> **BRIEF**
Find the lines containing the word "early" and copy every one of them.

> **TASK INPUTS**
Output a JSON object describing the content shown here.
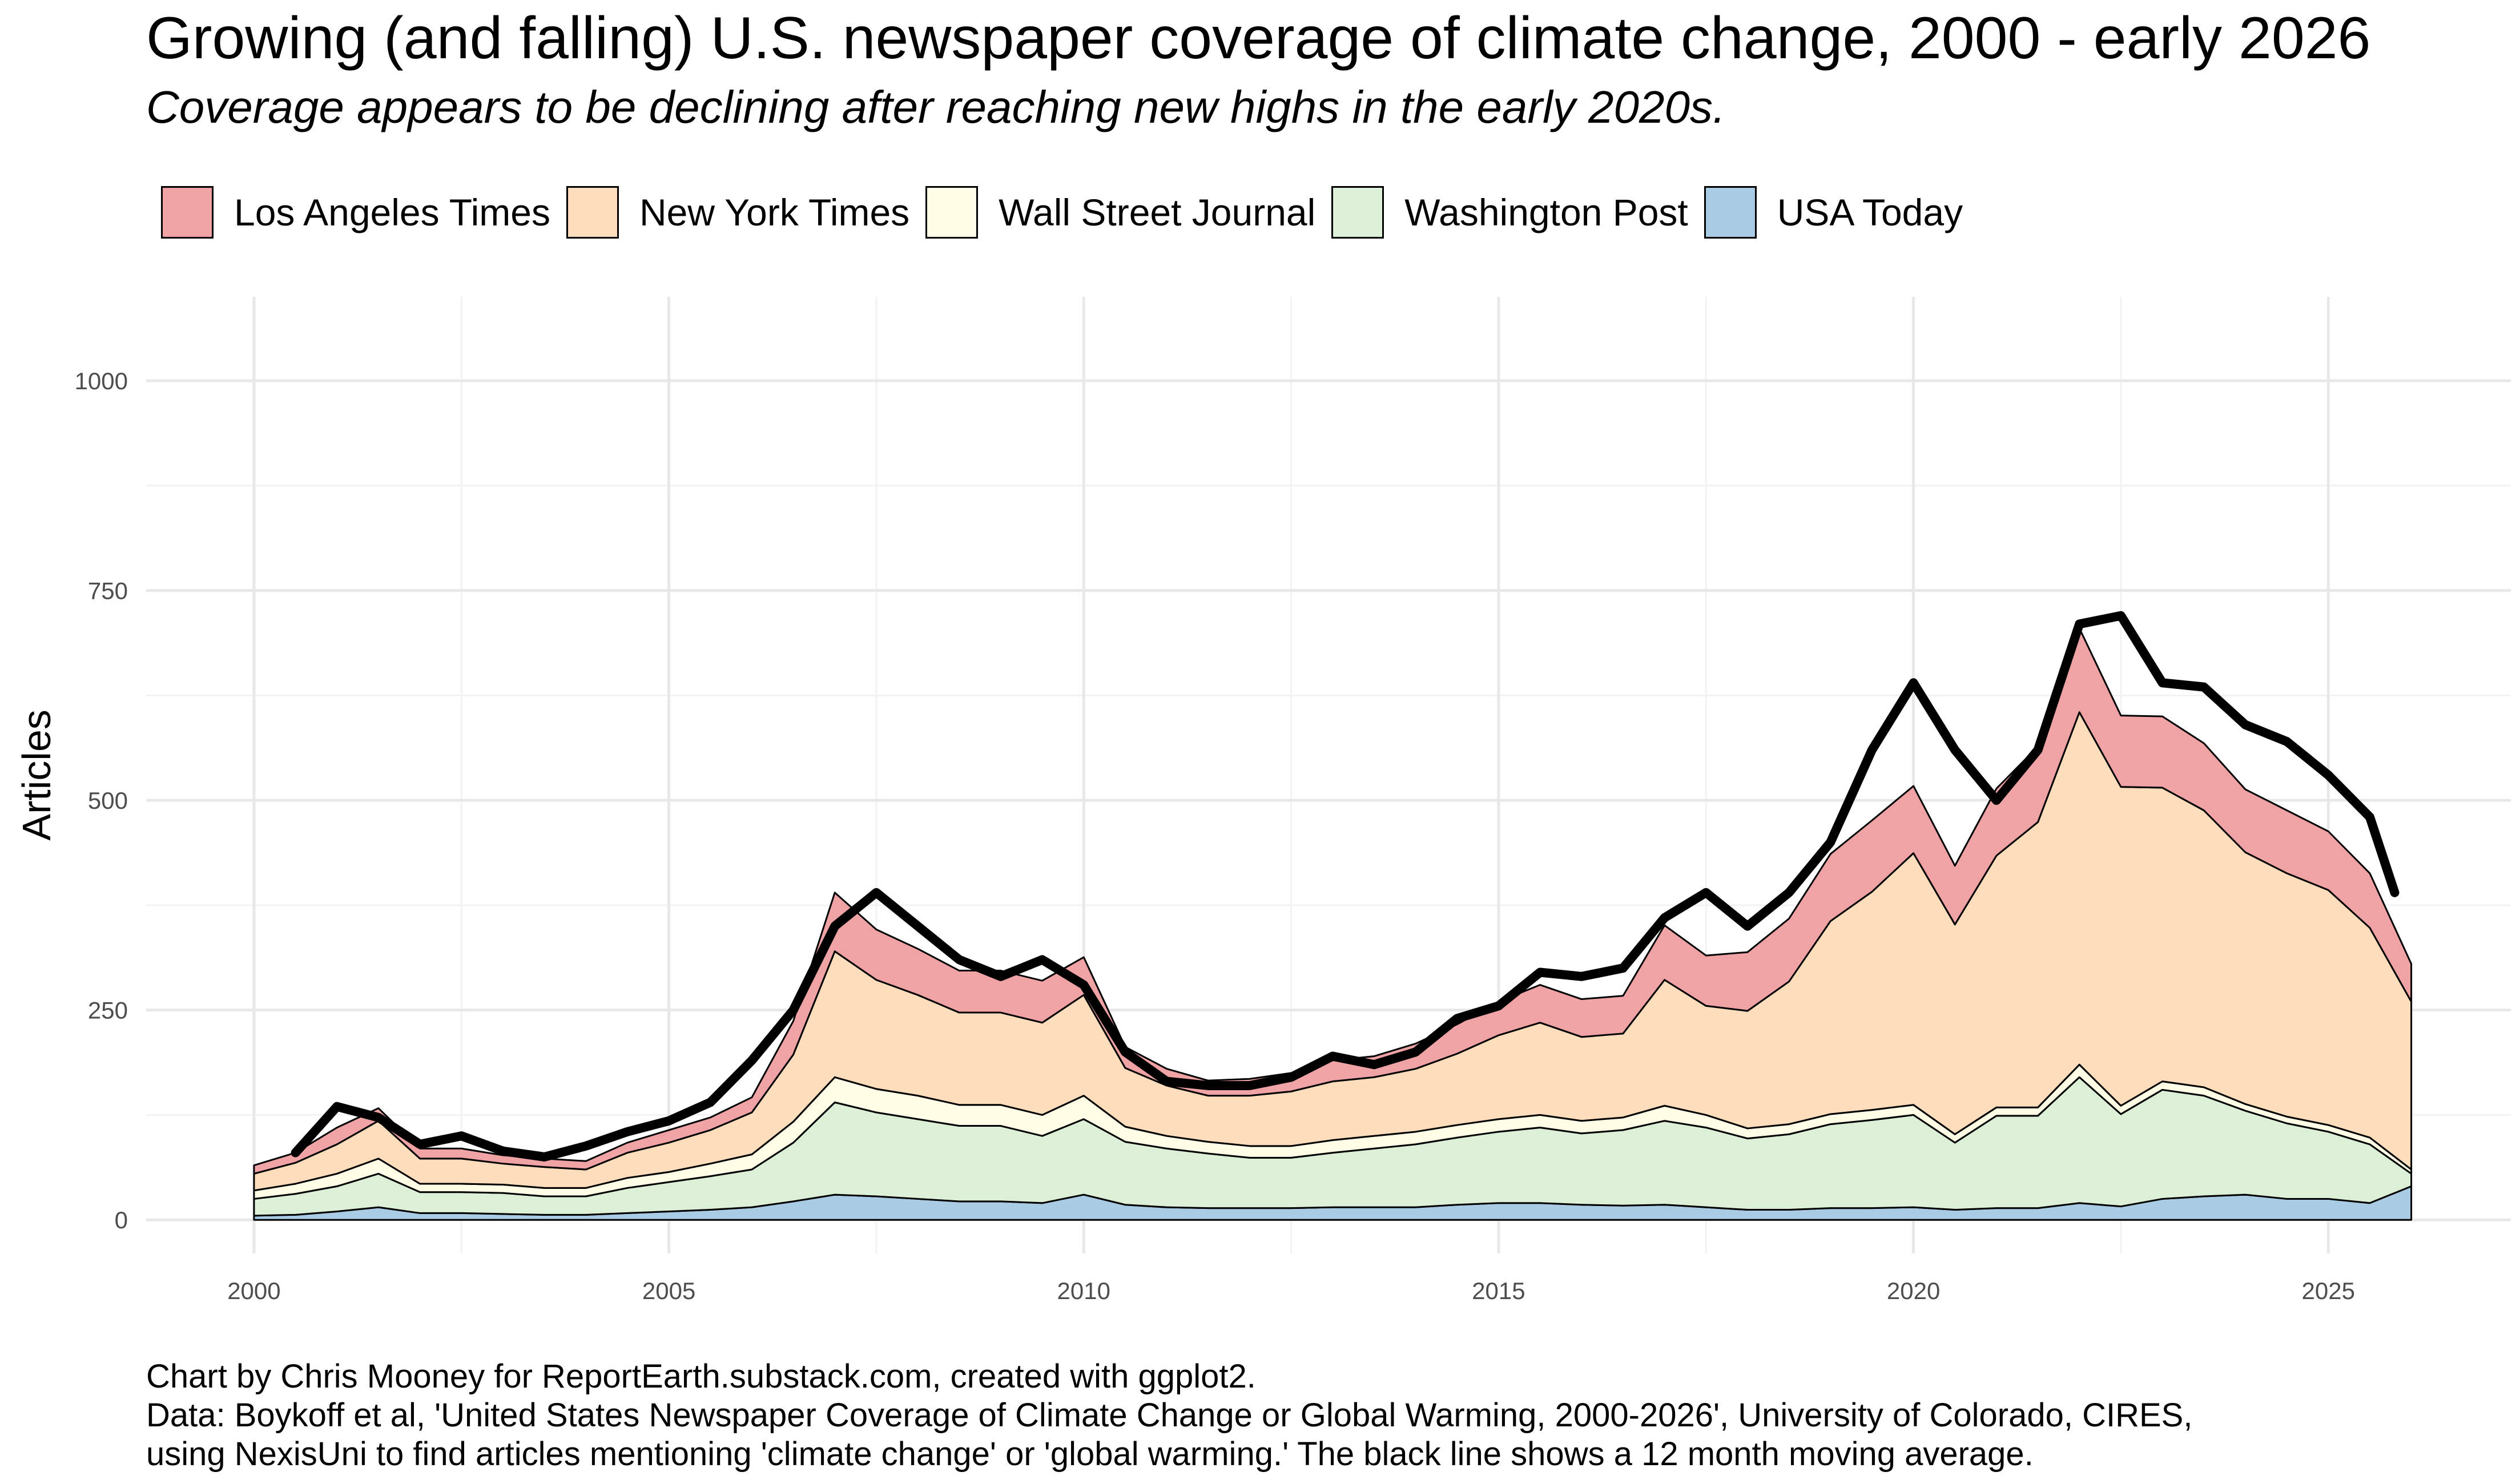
{
  "chart_data": {
    "type": "area",
    "stacked": true,
    "title": "Growing (and falling) U.S. newspaper coverage of climate change, 2000 - early 2026",
    "subtitle": "Coverage appears to be declining after reaching new highs in the early 2020s.",
    "xlabel": "",
    "ylabel": "Articles",
    "xlim": [
      1998.7,
      2027.2
    ],
    "ylim": [
      -40,
      1100
    ],
    "x_ticks": [
      2000,
      2005,
      2010,
      2015,
      2020,
      2025
    ],
    "y_ticks": [
      0,
      250,
      500,
      750,
      1000
    ],
    "grid": true,
    "legend_position": "top",
    "stack_order_bottom_to_top": [
      "USA Today",
      "Washington Post",
      "Wall Street Journal",
      "New York Times",
      "Los Angeles Times"
    ],
    "legend": [
      {
        "name": "Los Angeles Times",
        "color": "#F0A3A5"
      },
      {
        "name": "New York Times",
        "color": "#FDDDBB"
      },
      {
        "name": "Wall Street Journal",
        "color": "#FFFDE6"
      },
      {
        "name": "Washington Post",
        "color": "#DCF0D8"
      },
      {
        "name": "USA Today",
        "color": "#A9CBE4"
      }
    ],
    "x": [
      2000.0,
      2000.5,
      2001.0,
      2001.5,
      2002.0,
      2002.5,
      2003.0,
      2003.5,
      2004.0,
      2004.5,
      2005.0,
      2005.5,
      2006.0,
      2006.5,
      2007.0,
      2007.5,
      2008.0,
      2008.5,
      2009.0,
      2009.5,
      2010.0,
      2010.5,
      2011.0,
      2011.5,
      2012.0,
      2012.5,
      2013.0,
      2013.5,
      2014.0,
      2014.5,
      2015.0,
      2015.5,
      2016.0,
      2016.5,
      2017.0,
      2017.5,
      2018.0,
      2018.5,
      2019.0,
      2019.5,
      2020.0,
      2020.5,
      2021.0,
      2021.5,
      2022.0,
      2022.5,
      2023.0,
      2023.5,
      2024.0,
      2024.5,
      2025.0,
      2025.5,
      2026.0
    ],
    "series": [
      {
        "name": "USA Today",
        "color": "#A9CBE4",
        "values": [
          5,
          6,
          10,
          15,
          8,
          8,
          7,
          6,
          6,
          8,
          10,
          12,
          15,
          22,
          30,
          28,
          25,
          22,
          22,
          20,
          30,
          18,
          15,
          14,
          14,
          14,
          15,
          15,
          15,
          18,
          20,
          20,
          18,
          17,
          18,
          15,
          12,
          12,
          14,
          14,
          15,
          12,
          14,
          14,
          20,
          16,
          25,
          28,
          30,
          25,
          25,
          20,
          40
        ]
      },
      {
        "name": "Washington Post",
        "color": "#DCF0D8",
        "values": [
          20,
          25,
          30,
          40,
          25,
          25,
          25,
          22,
          22,
          30,
          35,
          40,
          45,
          70,
          110,
          100,
          95,
          90,
          90,
          80,
          90,
          75,
          70,
          65,
          60,
          60,
          65,
          70,
          75,
          80,
          85,
          90,
          85,
          90,
          100,
          95,
          85,
          90,
          100,
          105,
          110,
          80,
          110,
          110,
          150,
          110,
          130,
          120,
          100,
          90,
          80,
          70,
          15
        ]
      },
      {
        "name": "Wall Street Journal",
        "color": "#FFFDE6",
        "values": [
          10,
          12,
          15,
          18,
          10,
          10,
          10,
          10,
          10,
          12,
          12,
          15,
          18,
          25,
          30,
          28,
          28,
          25,
          25,
          25,
          28,
          18,
          15,
          14,
          14,
          14,
          15,
          15,
          15,
          15,
          15,
          15,
          15,
          15,
          18,
          15,
          12,
          12,
          12,
          12,
          12,
          10,
          10,
          10,
          15,
          10,
          10,
          10,
          8,
          8,
          8,
          8,
          5
        ]
      },
      {
        "name": "New York Times",
        "color": "#FDDDBB",
        "values": [
          20,
          25,
          35,
          45,
          30,
          30,
          25,
          25,
          22,
          30,
          35,
          40,
          50,
          80,
          150,
          130,
          120,
          110,
          110,
          110,
          120,
          70,
          60,
          55,
          60,
          65,
          70,
          70,
          75,
          85,
          100,
          110,
          100,
          100,
          150,
          130,
          140,
          170,
          230,
          260,
          300,
          250,
          300,
          340,
          420,
          380,
          350,
          330,
          300,
          290,
          280,
          250,
          200
        ]
      },
      {
        "name": "Los Angeles Times",
        "color": "#F0A3A5",
        "values": [
          10,
          12,
          20,
          15,
          12,
          12,
          10,
          10,
          10,
          12,
          15,
          15,
          18,
          40,
          70,
          60,
          55,
          50,
          50,
          50,
          45,
          25,
          20,
          18,
          20,
          22,
          25,
          25,
          30,
          35,
          40,
          45,
          45,
          45,
          65,
          60,
          70,
          75,
          80,
          85,
          80,
          70,
          80,
          90,
          100,
          85,
          85,
          80,
          75,
          75,
          70,
          65,
          45
        ]
      }
    ],
    "moving_average": {
      "name": "12 month moving average",
      "color": "#000000",
      "x": [
        2000.5,
        2001.0,
        2001.5,
        2002.0,
        2002.5,
        2003.0,
        2003.5,
        2004.0,
        2004.5,
        2005.0,
        2005.5,
        2006.0,
        2006.5,
        2007.0,
        2007.5,
        2008.0,
        2008.5,
        2009.0,
        2009.5,
        2010.0,
        2010.5,
        2011.0,
        2011.5,
        2012.0,
        2012.5,
        2013.0,
        2013.5,
        2014.0,
        2014.5,
        2015.0,
        2015.5,
        2016.0,
        2016.5,
        2017.0,
        2017.5,
        2018.0,
        2018.5,
        2019.0,
        2019.5,
        2020.0,
        2020.5,
        2021.0,
        2021.5,
        2022.0,
        2022.5,
        2023.0,
        2023.5,
        2024.0,
        2024.5,
        2025.0,
        2025.5,
        2025.8
      ],
      "values": [
        80,
        135,
        122,
        90,
        100,
        82,
        75,
        88,
        105,
        118,
        140,
        190,
        250,
        350,
        390,
        350,
        310,
        290,
        310,
        280,
        200,
        165,
        160,
        160,
        170,
        195,
        185,
        200,
        240,
        255,
        295,
        290,
        300,
        360,
        390,
        350,
        390,
        450,
        560,
        640,
        560,
        500,
        560,
        710,
        720,
        640,
        635,
        590,
        570,
        530,
        480,
        390
      ]
    }
  },
  "caption": {
    "line1": "Chart by Chris Mooney for ReportEarth.substack.com, created with ggplot2.",
    "line2": "Data: Boykoff et al, 'United States Newspaper Coverage of Climate Change or Global Warming, 2000-2026', University of Colorado, CIRES,",
    "line3": "using NexisUni to find articles mentioning 'climate change' or 'global warming.' The black line shows a 12 month moving average."
  }
}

> **FINISHED EXERCISE**
    "title": "Growing (and falling) U.S. newspaper coverage of climate change, 2000 - early 2026",
    "subtitle": "Coverage appears to be declining after reaching new highs in the early 2020s.",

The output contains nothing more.